Problem to solve.
Copy out all lines that hold "KHÔNG".
** start of Supplied records **
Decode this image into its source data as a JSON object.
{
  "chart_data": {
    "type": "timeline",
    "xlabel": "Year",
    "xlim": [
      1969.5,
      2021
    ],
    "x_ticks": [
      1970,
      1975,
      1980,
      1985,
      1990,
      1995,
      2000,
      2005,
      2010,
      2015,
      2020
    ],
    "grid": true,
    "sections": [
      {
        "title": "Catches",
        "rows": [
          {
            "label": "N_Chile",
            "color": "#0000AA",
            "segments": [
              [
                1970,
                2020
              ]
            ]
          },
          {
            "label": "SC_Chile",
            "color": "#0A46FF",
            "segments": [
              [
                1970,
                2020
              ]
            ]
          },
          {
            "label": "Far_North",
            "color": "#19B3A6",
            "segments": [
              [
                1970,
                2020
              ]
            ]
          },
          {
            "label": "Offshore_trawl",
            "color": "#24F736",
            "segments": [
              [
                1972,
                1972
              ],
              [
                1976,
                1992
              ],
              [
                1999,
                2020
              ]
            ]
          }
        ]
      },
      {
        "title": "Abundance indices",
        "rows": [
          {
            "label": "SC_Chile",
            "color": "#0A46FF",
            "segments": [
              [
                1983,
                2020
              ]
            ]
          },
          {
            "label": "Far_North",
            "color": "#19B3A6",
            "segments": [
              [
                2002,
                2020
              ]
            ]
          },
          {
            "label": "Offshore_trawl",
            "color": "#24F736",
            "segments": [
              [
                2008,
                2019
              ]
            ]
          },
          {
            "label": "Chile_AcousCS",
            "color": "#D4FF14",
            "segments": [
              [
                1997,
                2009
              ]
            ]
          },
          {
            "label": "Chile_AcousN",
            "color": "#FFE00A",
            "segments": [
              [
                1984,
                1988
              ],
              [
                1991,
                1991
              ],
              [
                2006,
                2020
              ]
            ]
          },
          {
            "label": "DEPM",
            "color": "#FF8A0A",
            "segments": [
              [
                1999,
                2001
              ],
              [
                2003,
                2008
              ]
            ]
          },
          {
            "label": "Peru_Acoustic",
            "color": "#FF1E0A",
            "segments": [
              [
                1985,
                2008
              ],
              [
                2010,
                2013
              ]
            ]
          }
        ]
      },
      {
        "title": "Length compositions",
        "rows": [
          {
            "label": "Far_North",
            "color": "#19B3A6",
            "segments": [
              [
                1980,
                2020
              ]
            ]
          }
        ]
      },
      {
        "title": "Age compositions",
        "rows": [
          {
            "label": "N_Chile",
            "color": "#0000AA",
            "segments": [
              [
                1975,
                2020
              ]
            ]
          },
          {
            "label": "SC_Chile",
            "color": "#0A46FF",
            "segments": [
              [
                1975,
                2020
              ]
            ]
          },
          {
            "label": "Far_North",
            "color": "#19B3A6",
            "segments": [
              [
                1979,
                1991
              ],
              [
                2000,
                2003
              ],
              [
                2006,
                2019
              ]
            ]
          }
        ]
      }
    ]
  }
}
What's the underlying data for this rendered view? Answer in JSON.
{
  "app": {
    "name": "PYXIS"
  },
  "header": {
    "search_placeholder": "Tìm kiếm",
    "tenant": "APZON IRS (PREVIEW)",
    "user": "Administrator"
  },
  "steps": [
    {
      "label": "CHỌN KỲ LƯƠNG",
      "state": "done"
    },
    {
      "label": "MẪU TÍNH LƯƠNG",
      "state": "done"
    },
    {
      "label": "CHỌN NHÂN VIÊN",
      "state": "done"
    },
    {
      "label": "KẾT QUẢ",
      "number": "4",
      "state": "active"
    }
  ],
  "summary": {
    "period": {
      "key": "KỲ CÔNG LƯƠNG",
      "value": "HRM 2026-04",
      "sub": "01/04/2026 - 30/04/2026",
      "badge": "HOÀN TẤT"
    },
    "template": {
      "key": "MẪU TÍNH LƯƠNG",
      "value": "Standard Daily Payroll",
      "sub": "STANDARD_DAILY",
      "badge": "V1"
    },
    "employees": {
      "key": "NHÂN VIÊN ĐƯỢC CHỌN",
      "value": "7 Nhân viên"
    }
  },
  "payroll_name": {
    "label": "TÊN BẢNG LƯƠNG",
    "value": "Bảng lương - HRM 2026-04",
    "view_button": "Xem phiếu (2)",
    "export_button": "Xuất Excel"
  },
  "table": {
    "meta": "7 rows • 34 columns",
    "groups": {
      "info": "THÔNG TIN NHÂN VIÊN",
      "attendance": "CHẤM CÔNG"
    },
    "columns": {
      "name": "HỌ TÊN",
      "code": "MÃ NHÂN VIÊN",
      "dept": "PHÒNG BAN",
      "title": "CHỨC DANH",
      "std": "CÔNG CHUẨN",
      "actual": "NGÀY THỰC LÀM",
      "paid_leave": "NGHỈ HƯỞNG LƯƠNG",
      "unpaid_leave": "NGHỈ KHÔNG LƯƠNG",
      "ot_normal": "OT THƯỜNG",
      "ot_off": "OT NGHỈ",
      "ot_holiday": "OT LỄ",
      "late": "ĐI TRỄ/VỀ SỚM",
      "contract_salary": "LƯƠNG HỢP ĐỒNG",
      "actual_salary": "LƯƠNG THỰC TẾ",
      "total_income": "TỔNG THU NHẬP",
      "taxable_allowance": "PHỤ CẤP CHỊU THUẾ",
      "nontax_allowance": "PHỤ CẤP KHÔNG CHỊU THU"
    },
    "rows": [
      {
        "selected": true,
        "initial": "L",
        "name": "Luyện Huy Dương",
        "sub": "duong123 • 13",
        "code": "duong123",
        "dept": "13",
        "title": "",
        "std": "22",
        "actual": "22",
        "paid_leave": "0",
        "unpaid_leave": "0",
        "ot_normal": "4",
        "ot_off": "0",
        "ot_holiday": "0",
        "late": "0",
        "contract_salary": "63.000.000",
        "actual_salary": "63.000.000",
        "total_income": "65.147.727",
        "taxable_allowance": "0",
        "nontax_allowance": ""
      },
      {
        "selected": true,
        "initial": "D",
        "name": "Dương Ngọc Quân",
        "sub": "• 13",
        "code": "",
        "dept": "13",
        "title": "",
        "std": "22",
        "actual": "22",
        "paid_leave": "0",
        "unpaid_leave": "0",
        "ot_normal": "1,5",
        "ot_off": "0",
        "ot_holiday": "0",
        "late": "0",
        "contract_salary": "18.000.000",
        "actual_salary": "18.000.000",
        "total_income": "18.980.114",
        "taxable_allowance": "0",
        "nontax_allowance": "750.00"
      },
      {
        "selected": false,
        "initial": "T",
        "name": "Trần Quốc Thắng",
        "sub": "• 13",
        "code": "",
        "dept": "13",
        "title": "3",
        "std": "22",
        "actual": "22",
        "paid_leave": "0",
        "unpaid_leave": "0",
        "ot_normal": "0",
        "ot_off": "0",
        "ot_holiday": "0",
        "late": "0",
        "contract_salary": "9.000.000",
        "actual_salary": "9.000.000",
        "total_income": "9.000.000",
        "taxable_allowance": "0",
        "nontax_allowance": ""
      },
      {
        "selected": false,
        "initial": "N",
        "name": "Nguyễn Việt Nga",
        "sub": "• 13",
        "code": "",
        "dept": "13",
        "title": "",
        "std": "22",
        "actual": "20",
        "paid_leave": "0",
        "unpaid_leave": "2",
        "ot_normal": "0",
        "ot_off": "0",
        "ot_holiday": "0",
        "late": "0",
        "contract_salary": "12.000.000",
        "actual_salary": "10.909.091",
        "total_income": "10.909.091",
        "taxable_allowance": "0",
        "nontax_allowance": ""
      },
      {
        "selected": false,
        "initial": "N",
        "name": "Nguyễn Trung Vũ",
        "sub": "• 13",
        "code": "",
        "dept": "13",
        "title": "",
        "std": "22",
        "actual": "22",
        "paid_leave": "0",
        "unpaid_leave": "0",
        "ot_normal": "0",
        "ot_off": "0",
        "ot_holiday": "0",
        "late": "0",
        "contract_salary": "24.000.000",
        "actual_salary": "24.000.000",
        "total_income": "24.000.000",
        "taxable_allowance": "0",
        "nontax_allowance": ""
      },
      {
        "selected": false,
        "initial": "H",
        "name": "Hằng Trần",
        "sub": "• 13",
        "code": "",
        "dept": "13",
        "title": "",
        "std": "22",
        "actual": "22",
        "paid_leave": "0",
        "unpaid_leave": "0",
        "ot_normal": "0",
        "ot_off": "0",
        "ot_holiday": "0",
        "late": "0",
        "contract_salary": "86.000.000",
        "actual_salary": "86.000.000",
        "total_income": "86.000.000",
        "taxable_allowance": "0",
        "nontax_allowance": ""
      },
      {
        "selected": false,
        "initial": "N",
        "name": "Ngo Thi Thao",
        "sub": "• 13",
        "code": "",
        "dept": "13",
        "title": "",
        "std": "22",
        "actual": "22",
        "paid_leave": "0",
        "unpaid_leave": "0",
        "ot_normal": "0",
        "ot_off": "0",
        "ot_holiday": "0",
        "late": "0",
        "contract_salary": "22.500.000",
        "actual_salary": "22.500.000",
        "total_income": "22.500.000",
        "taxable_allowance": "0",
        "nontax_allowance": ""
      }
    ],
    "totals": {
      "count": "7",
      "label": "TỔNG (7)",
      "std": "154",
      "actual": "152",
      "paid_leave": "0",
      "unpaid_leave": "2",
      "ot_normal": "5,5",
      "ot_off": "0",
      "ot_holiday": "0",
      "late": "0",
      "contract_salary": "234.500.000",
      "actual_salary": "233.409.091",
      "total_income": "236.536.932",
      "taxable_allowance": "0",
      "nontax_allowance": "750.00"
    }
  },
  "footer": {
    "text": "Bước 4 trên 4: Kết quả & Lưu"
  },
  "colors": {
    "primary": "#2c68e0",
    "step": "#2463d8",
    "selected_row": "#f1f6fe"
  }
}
** end of Supplied records **
Response to the task.
      "unpaid_leave": "NGHỈ KHÔNG LƯƠNG",
      "nontax_allowance": "PHỤ CẤP KHÔNG CHỊU THU"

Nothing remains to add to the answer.